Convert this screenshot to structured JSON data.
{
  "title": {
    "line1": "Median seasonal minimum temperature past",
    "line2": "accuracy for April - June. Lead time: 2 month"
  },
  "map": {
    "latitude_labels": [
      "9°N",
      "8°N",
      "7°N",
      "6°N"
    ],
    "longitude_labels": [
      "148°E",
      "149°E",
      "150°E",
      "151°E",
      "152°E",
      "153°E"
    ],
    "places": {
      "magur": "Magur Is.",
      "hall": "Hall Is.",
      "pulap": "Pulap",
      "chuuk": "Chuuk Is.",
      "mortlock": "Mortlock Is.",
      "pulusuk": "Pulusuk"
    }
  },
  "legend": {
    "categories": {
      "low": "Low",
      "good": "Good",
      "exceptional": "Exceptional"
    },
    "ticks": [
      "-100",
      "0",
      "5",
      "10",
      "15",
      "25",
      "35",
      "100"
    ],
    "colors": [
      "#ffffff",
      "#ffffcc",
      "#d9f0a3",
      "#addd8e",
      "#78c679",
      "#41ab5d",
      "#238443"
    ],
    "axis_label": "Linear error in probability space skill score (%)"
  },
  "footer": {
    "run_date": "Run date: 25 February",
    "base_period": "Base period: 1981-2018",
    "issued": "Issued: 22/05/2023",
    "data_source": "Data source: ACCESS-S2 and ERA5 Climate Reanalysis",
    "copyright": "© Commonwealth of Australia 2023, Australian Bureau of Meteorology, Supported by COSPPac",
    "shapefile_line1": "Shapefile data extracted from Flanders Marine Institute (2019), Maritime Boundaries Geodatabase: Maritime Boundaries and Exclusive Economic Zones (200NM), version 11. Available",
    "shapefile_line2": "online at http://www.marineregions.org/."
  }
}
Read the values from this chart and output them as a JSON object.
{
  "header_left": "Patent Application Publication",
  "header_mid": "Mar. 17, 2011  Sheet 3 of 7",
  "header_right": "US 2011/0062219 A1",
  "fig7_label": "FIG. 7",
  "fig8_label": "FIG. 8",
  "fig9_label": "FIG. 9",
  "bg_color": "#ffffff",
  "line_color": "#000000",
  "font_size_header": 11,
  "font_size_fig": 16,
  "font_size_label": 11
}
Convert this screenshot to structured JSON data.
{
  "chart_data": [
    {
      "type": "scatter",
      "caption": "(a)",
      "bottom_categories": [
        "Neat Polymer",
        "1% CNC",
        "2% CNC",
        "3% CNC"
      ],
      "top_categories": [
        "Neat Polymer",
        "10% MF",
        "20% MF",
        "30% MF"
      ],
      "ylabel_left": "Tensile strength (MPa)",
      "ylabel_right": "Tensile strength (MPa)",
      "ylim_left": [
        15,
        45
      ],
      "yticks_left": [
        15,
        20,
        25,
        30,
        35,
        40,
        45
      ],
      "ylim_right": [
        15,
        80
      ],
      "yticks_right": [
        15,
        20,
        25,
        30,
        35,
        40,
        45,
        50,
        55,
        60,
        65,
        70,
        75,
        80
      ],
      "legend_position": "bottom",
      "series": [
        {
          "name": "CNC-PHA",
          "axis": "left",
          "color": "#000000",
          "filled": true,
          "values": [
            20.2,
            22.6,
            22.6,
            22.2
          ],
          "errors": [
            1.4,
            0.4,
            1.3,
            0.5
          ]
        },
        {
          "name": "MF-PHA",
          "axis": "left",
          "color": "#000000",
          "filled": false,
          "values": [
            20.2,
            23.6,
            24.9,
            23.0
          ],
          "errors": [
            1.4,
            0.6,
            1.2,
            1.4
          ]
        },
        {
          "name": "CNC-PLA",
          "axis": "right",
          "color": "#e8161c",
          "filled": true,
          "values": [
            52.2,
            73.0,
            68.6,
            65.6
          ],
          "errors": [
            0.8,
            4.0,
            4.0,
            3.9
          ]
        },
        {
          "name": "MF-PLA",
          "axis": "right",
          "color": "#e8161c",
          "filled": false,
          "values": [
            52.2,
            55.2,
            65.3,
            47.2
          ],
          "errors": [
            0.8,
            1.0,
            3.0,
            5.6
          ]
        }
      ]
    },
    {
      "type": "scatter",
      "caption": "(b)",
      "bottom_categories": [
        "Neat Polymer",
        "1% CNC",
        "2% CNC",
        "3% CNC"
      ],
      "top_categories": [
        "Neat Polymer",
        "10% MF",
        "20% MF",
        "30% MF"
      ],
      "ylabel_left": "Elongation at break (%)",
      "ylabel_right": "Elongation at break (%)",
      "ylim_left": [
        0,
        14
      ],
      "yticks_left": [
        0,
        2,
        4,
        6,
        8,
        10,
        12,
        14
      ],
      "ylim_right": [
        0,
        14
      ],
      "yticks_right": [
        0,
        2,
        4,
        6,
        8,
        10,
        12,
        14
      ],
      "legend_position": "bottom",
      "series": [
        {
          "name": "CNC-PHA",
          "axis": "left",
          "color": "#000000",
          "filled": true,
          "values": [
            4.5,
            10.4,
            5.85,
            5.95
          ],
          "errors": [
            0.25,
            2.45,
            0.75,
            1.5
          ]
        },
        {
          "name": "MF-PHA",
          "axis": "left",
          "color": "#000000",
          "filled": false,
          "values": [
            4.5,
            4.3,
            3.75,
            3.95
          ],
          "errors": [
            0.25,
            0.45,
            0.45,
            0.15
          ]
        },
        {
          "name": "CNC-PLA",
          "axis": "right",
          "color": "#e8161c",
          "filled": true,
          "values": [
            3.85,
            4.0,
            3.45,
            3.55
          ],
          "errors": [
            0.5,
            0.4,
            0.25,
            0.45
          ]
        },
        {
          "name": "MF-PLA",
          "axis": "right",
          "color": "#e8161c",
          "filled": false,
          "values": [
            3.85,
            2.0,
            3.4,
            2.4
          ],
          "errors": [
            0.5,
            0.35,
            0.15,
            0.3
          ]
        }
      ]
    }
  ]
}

☆ ☆ ☆ ☆

■ Stated exercise ■
Repeat every record, exactly as written.

■ Result of this task ■
Convert this screenshot to structured JSON data.
{
  "title": {
    "line1": "Median seasonal minimum temperature past",
    "line2": "accuracy for April - June. Lead time: 2 month"
  },
  "map": {
    "latitude_labels": [
      "9°N",
      "8°N",
      "7°N",
      "6°N"
    ],
    "longitude_labels": [
      "148°E",
      "149°E",
      "150°E",
      "151°E",
      "152°E",
      "153°E"
    ],
    "places": {
      "magur": "Magur Is.",
      "hall": "Hall Is.",
      "pulap": "Pulap",
      "chuuk": "Chuuk Is.",
      "mortlock": "Mortlock Is.",
      "pulusuk": "Pulusuk"
    }
  },
  "legend": {
    "categories": {
      "low": "Low",
      "good": "Good",
      "exceptional": "Exceptional"
    },
    "ticks": [
      "-100",
      "0",
      "5",
      "10",
      "15",
      "25",
      "35",
      "100"
    ],
    "colors": [
      "#ffffff",
      "#ffffcc",
      "#d9f0a3",
      "#addd8e",
      "#78c679",
      "#41ab5d",
      "#238443"
    ],
    "axis_label": "Linear error in probability space skill score (%)"
  },
  "footer": {
    "run_date": "Run date: 25 February",
    "base_period": "Base period: 1981-2018",
    "issued": "Issued: 22/05/2023",
    "data_source": "Data source: ACCESS-S2 and ERA5 Climate Reanalysis",
    "copyright": "© Commonwealth of Australia 2023, Australian Bureau of Meteorology, Supported by COSPPac",
    "shapefile_line1": "Shapefile data extracted from Flanders Marine Institute (2019), Maritime Boundaries Geodatabase: Maritime Boundaries and Exclusive Economic Zones (200NM), version 11. Available",
    "shapefile_line2": "online at http://www.marineregions.org/."
  }
}
Read the values from this chart and output them as a JSON object.
{
  "header_left": "Patent Application Publication",
  "header_mid": "Mar. 17, 2011  Sheet 3 of 7",
  "header_right": "US 2011/0062219 A1",
  "fig7_label": "FIG. 7",
  "fig8_label": "FIG. 8",
  "fig9_label": "FIG. 9",
  "bg_color": "#ffffff",
  "line_color": "#000000",
  "font_size_header": 11,
  "font_size_fig": 16,
  "font_size_label": 11
}
Convert this screenshot to structured JSON data.
{
  "chart_data": [
    {
      "type": "scatter",
      "caption": "(a)",
      "bottom_categories": [
        "Neat Polymer",
        "1% CNC",
        "2% CNC",
        "3% CNC"
      ],
      "top_categories": [
        "Neat Polymer",
        "10% MF",
        "20% MF",
        "30% MF"
      ],
      "ylabel_left": "Tensile strength (MPa)",
      "ylabel_right": "Tensile strength (MPa)",
      "ylim_left": [
        15,
        45
      ],
      "yticks_left": [
        15,
        20,
        25,
        30,
        35,
        40,
        45
      ],
      "ylim_right": [
        15,
        80
      ],
      "yticks_right": [
        15,
        20,
        25,
        30,
        35,
        40,
        45,
        50,
        55,
        60,
        65,
        70,
        75,
        80
      ],
      "legend_position": "bottom",
      "series": [
        {
          "name": "CNC-PHA",
          "axis": "left",
          "color": "#000000",
          "filled": true,
          "values": [
            20.2,
            22.6,
            22.6,
            22.2
          ],
          "errors": [
            1.4,
            0.4,
            1.3,
            0.5
          ]
        },
        {
          "name": "MF-PHA",
          "axis": "left",
          "color": "#000000",
          "filled": false,
          "values": [
            20.2,
            23.6,
            24.9,
            23.0
          ],
          "errors": [
            1.4,
            0.6,
            1.2,
            1.4
          ]
        },
        {
          "name": "CNC-PLA",
          "axis": "right",
          "color": "#e8161c",
          "filled": true,
          "values": [
            52.2,
            73.0,
            68.6,
            65.6
          ],
          "errors": [
            0.8,
            4.0,
            4.0,
            3.9
          ]
        },
        {
          "name": "MF-PLA",
          "axis": "right",
          "color": "#e8161c",
          "filled": false,
          "values": [
            52.2,
            55.2,
            65.3,
            47.2
          ],
          "errors": [
            0.8,
            1.0,
            3.0,
            5.6
          ]
        }
      ]
    },
    {
      "type": "scatter",
      "caption": "(b)",
      "bottom_categories": [
        "Neat Polymer",
        "1% CNC",
        "2% CNC",
        "3% CNC"
      ],
      "top_categories": [
        "Neat Polymer",
        "10% MF",
        "20% MF",
        "30% MF"
      ],
      "ylabel_left": "Elongation at break (%)",
      "ylabel_right": "Elongation at break (%)",
      "ylim_left": [
        0,
        14
      ],
      "yticks_left": [
        0,
        2,
        4,
        6,
        8,
        10,
        12,
        14
      ],
      "ylim_right": [
        0,
        14
      ],
      "yticks_right": [
        0,
        2,
        4,
        6,
        8,
        10,
        12,
        14
      ],
      "legend_position": "bottom",
      "series": [
        {
          "name": "CNC-PHA",
          "axis": "left",
          "color": "#000000",
          "filled": true,
          "values": [
            4.5,
            10.4,
            5.85,
            5.95
          ],
          "errors": [
            0.25,
            2.45,
            0.75,
            1.5
          ]
        },
        {
          "name": "MF-PHA",
          "axis": "left",
          "color": "#000000",
          "filled": false,
          "values": [
            4.5,
            4.3,
            3.75,
            3.95
          ],
          "errors": [
            0.25,
            0.45,
            0.45,
            0.15
          ]
        },
        {
          "name": "CNC-PLA",
          "axis": "right",
          "color": "#e8161c",
          "filled": true,
          "values": [
            3.85,
            4.0,
            3.45,
            3.55
          ],
          "errors": [
            0.5,
            0.4,
            0.25,
            0.45
          ]
        },
        {
          "name": "MF-PLA",
          "axis": "right",
          "color": "#e8161c",
          "filled": false,
          "values": [
            3.85,
            2.0,
            3.4,
            2.4
          ],
          "errors": [
            0.5,
            0.35,
            0.15,
            0.3
          ]
        }
      ]
    }
  ]
}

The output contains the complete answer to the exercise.